== Problem to work on ==
Where a line contains the string "Івана", copy that line.

== Records supplied ==
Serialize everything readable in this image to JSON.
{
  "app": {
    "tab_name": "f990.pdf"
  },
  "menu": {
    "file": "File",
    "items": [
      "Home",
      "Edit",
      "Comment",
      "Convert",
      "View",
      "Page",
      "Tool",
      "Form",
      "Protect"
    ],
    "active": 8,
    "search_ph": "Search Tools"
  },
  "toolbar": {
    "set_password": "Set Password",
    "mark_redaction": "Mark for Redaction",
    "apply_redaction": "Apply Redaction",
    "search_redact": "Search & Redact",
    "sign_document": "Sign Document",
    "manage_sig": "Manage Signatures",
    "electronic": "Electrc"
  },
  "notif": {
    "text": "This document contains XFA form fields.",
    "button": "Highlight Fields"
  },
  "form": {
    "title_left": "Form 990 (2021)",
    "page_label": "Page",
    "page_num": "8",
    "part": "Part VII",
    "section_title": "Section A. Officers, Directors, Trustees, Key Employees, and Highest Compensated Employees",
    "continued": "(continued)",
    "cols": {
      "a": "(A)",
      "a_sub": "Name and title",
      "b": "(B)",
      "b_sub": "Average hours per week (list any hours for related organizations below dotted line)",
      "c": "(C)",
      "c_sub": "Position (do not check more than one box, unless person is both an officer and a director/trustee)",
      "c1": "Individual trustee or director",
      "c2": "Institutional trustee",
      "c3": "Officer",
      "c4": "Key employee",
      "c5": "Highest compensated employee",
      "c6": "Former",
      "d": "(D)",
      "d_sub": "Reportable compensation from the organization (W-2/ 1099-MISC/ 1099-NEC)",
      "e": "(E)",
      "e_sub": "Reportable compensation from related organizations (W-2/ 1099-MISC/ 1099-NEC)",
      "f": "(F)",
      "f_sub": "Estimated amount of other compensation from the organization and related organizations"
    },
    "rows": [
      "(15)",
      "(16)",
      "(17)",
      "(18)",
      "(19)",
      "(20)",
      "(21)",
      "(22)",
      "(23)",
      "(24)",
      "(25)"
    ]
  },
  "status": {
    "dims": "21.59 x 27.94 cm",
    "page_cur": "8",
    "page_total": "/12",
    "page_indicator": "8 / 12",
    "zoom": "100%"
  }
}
---
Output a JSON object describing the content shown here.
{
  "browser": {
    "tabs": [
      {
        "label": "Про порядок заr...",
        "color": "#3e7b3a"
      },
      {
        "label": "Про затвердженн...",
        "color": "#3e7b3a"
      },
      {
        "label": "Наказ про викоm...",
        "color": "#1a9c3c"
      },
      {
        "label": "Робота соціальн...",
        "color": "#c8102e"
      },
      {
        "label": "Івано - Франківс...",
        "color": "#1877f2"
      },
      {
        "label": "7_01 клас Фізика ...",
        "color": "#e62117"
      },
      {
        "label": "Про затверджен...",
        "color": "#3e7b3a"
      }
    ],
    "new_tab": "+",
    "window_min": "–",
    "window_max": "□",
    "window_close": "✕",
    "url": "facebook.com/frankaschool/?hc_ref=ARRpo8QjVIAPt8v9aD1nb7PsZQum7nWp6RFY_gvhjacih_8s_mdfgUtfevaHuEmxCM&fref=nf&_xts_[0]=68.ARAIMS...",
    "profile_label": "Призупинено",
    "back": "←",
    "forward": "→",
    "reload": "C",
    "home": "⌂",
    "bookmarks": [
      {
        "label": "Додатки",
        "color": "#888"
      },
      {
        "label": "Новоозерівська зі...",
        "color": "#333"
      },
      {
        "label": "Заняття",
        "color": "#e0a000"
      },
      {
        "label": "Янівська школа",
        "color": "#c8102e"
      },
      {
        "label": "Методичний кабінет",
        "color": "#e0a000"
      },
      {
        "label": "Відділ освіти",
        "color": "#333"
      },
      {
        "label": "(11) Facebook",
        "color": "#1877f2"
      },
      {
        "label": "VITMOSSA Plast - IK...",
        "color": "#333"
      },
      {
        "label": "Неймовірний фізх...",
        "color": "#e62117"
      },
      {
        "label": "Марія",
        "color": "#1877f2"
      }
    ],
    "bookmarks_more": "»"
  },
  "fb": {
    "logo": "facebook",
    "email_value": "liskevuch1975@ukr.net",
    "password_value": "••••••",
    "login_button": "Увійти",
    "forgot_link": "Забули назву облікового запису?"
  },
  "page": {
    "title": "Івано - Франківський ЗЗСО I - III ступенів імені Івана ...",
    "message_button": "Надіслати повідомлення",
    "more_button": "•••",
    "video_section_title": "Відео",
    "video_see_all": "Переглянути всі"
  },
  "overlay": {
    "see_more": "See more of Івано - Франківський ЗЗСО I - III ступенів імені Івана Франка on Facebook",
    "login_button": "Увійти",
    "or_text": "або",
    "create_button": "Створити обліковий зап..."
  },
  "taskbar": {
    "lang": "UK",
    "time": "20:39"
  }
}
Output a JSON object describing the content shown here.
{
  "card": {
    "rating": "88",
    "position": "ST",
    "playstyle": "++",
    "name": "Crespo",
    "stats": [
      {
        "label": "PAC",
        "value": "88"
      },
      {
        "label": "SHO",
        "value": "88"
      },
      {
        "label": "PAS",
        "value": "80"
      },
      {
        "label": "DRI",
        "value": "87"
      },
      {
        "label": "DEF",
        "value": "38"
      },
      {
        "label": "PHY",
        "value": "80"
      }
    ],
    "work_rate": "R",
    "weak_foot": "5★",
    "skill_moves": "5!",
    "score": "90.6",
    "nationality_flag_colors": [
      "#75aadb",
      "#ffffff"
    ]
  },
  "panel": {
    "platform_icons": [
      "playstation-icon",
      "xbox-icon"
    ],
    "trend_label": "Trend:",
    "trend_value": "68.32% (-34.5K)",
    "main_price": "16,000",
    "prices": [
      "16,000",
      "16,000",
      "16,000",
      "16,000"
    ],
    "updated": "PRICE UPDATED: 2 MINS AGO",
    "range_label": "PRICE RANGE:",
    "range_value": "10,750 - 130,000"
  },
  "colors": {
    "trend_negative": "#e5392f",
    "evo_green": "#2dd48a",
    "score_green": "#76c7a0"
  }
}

== Finished task ==
    "title": "Івано - Франківський ЗЗСО I - III ступенів імені Івана ...",
    "see_more": "See more of Івано - Франківський ЗЗСО I - III ступенів імені Івана Франка on Facebook",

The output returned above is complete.